## EXERCISE TASK
Identify every line containing the word "they" and reproduce each one.

## INPUT RECORDS
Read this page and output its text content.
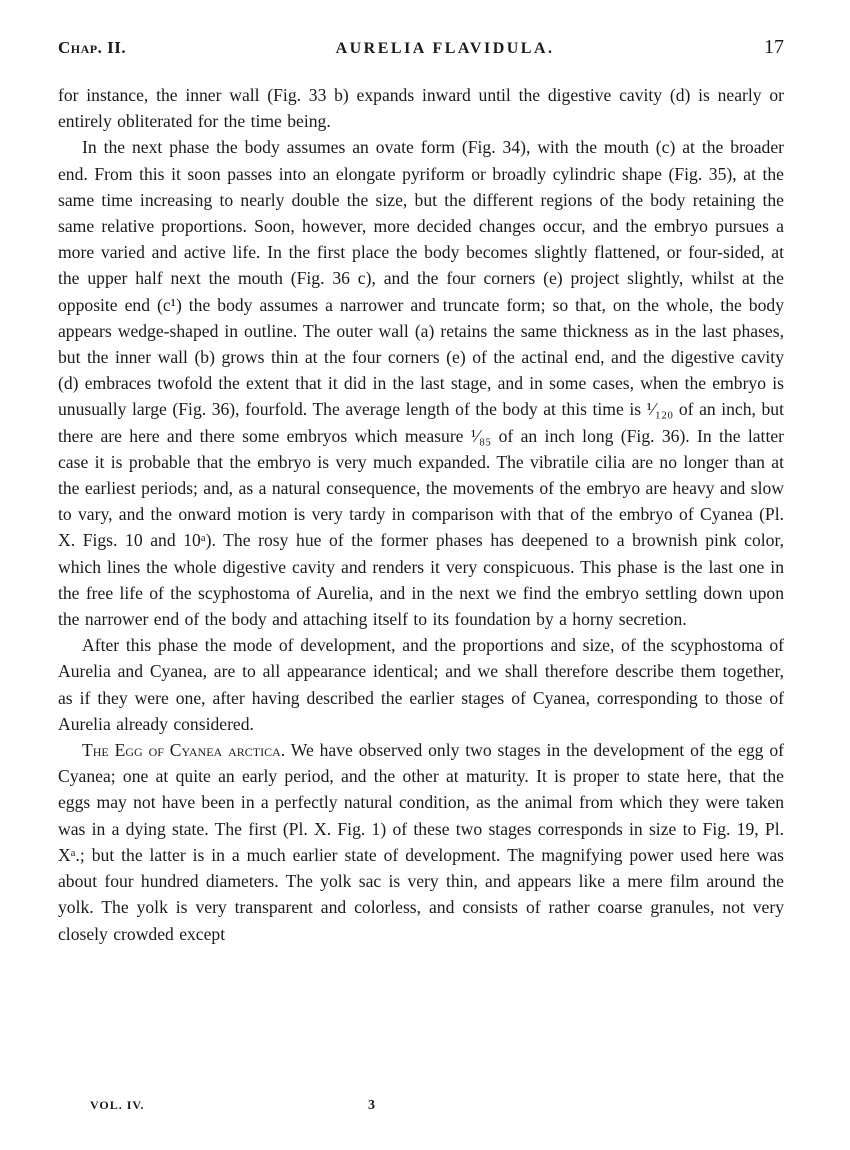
Chap. II.	AURELIA FLAVIDULA.	17

for instance, the inner wall (Fig. 33 b) expands inward until the digestive cavity (d) is nearly or entirely obliterated for the time being.

In the next phase the body assumes an ovate form (Fig. 34), with the mouth (c) at the broader end. From this it soon passes into an elongate pyriform or broadly cylindric shape (Fig. 35), at the same time increasing to nearly double the size, but the different regions of the body retaining the same relative proportions. Soon, however, more decided changes occur, and the embryo pursues a more varied and active life. In the first place the body becomes slightly flattened, or four-sided, at the upper half next the mouth (Fig. 36 c), and the four corners (e) project slightly, whilst at the opposite end (c¹) the body assumes a narrower and truncate form; so that, on the whole, the body appears wedge-shaped in outline. The outer wall (a) retains the same thickness as in the last phases, but the inner wall (b) grows thin at the four corners (e) of the actinal end, and the digestive cavity (d) embraces twofold the extent that it did in the last stage, and in some cases, when the embryo is unusually large (Fig. 36), fourfold. The average length of the body at this time is ¹⁄₁₂₀ of an inch, but there are here and there some embryos which measure ¹⁄₈₅ of an inch long (Fig. 36). In the latter case it is probable that the embryo is very much expanded. The vibratile cilia are no longer than at the earliest periods; and, as a natural consequence, the movements of the embryo are heavy and slow to vary, and the onward motion is very tardy in comparison with that of the embryo of Cyanea (Pl. X. Figs. 10 and 10ᵃ). The rosy hue of the former phases has deepened to a brownish pink color, which lines the whole digestive cavity and renders it very conspicuous. This phase is the last one in the free life of the scyphostoma of Aurelia, and in the next we find the embryo settling down upon the narrower end of the body and attaching itself to its foundation by a horny secretion.

After this phase the mode of development, and the proportions and size, of the scyphostoma of Aurelia and Cyanea, are to all appearance identical; and we shall therefore describe them together, as if they were one, after having described the earlier stages of Cyanea, corresponding to those of Aurelia already considered.

The Egg of Cyanea arctica. We have observed only two stages in the development of the egg of Cyanea; one at quite an early period, and the other at maturity. It is proper to state here, that the eggs may not have been in a perfectly natural condition, as the animal from which they were taken was in a dying state. The first (Pl. X. Fig. 1) of these two stages corresponds in size to Fig. 19, Pl. Xᵃ.; but the latter is in a much earlier state of development. The magnifying power used here was about four hundred diameters. The yolk sac is very thin, and appears like a mere film around the yolk. The yolk is very transparent and colorless, and consists of rather coarse granules, not very closely crowded except

VOL. IV.	3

## SOLUTION TO THE PROBLEM
After this phase the mode of development, and the proportions and size, of the scyphostoma of Aurelia and Cyanea, are to all appearance identical; and we shall therefore describe them together, as if they were one, after having described the earlier stages of Cyanea, corresponding to those of Aurelia already considered.
The Egg of Cyanea arctica. We have observed only two stages in the development of the egg of Cyanea; one at quite an early period, and the other at maturity. It is proper to state here, that the eggs may not have been in a perfectly natural condition, as the animal from which they were taken was in a dying state. The first (Pl. X. Fig. 1) of these two stages corresponds in size to Fig. 19, Pl. Xᵃ.; but the latter is in a much earlier state of development. The magnifying power used here was about four hundred diameters. The yolk sac is very thin, and appears like a mere film around the yolk. The yolk is very transparent and colorless, and consists of rather coarse granules, not very closely crowded except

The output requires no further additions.